● To be done
Repeat the entries below exactly as they appear, with no pictures.

● Provided records
[Begin]

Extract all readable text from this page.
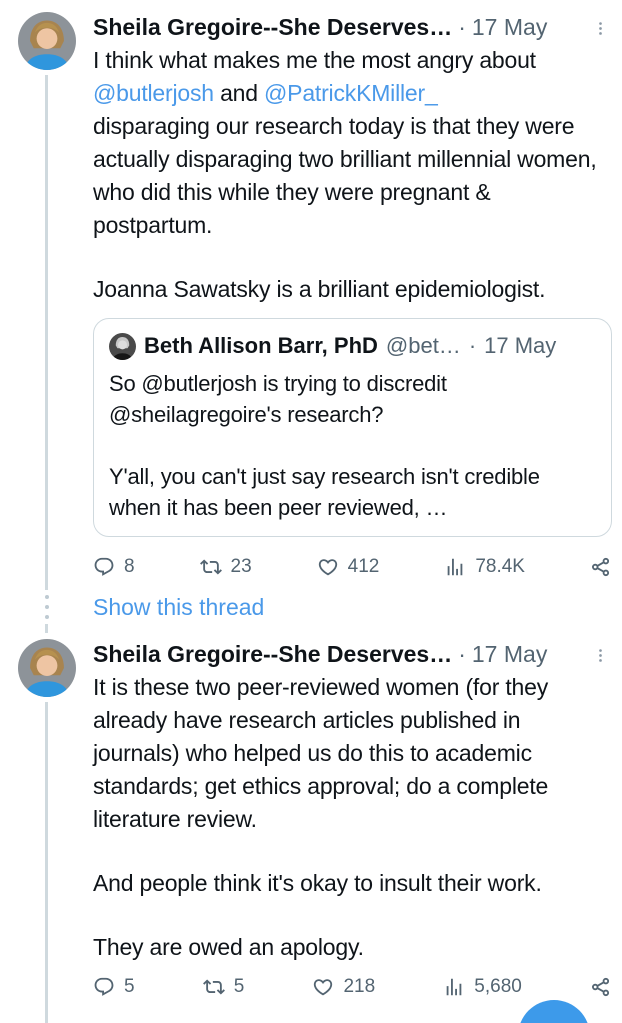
Sheila Gregoire--She Deserves… · 17 May

I think what makes me the most angry about @butlerjosh and @PatrickKMiller_
disparaging our research today is that they were actually disparaging two brilliant millennial women, who did this while they were pregnant & postpartum.

Joanna Sawatsky is a brilliant epidemiologist.

Beth Allison Barr, PhD @bet… · 17 May

So @butlerjosh is trying to discredit @sheilagregoire's research?

Y'all, you can't just say research isn't credible when it has been peer reviewed, …

8	23	412	78.4K
Show this thread
Sheila Gregoire--She Deserves… · 17 May

It is these two peer-reviewed women (for they already have research articles published in journals) who helped us do this to academic standards; get ethics approval; do a complete literature review.

And people think it's okay to insult their work.

They are owed an apology.

5	5	218	5,680
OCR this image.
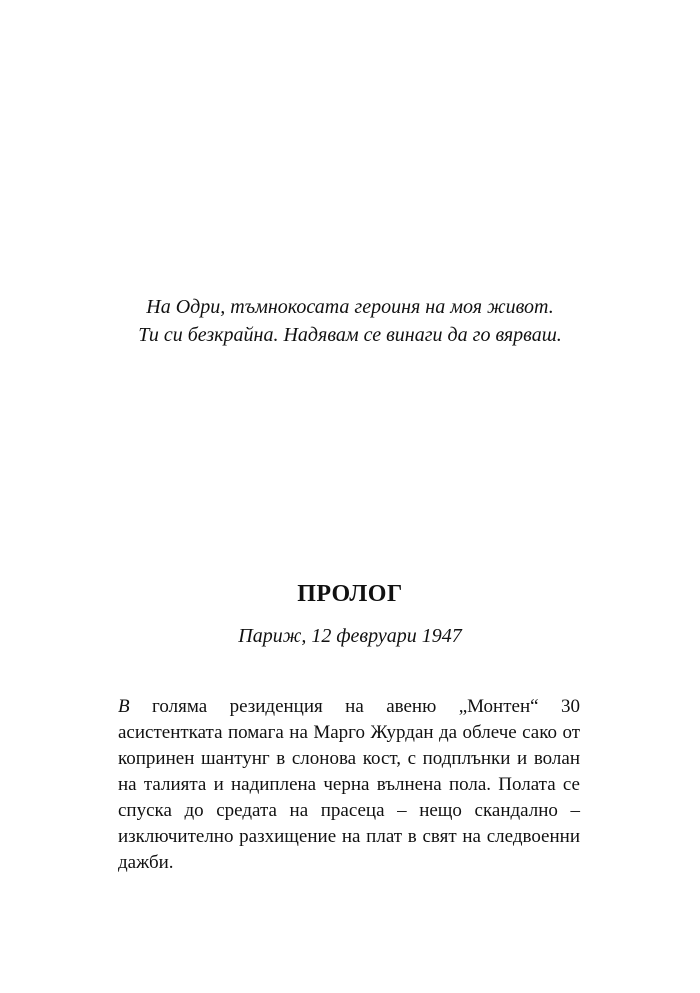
На Одри, тъмнокосата героиня на моя живот.

Ти си безкрайна. Надявам се винаги да го вярваш.

ПРОЛОГ

Париж, 12 февруари 1947

В голяма резиденция на авеню „Монтен“ 30 асистентката помага на Марго Журдан да облече сако от копринен шантунг в слонова кост, с подплънки и волан на талията и надиплена черна вълнена пола. Полата се спуска до средата на прасеца – нещо скандално – изключително разхищение на плат в свят на следвоенни дажби.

[End]

● Reply
Extract all readable text from this page.
Sheila Gregoire--She Deserves… · 17 May

I think what makes me the most angry about @butlerjosh and @PatrickKMiller_
disparaging our research today is that they were actually disparaging two brilliant millennial women, who did this while they were pregnant & postpartum.

Joanna Sawatsky is a brilliant epidemiologist.

Beth Allison Barr, PhD @bet… · 17 May

So @butlerjosh is trying to discredit @sheilagregoire's research?

Y'all, you can't just say research isn't credible when it has been peer reviewed, …

8	23	412	78.4K
Show this thread
Sheila Gregoire--She Deserves… · 17 May

It is these two peer-reviewed women (for they already have research articles published in journals) who helped us do this to academic standards; get ethics approval; do a complete literature review.

And people think it's okay to insult their work.

They are owed an apology.

5	5	218	5,680
OCR this image.
На Одри, тъмнокосата героиня на моя живот.

Ти си безкрайна. Надявам се винаги да го вярваш.

ПРОЛОГ

Париж, 12 февруари 1947

В голяма резиденция на авеню „Монтен“ 30 асистентката помага на Марго Журдан да облече сако от копринен шантунг в слонова кост, с подплънки и волан на талията и надиплена черна вълнена пола. Полата се спуска до средата на прасеца – нещо скандално – изключително разхищение на плат в свят на следвоенни дажби.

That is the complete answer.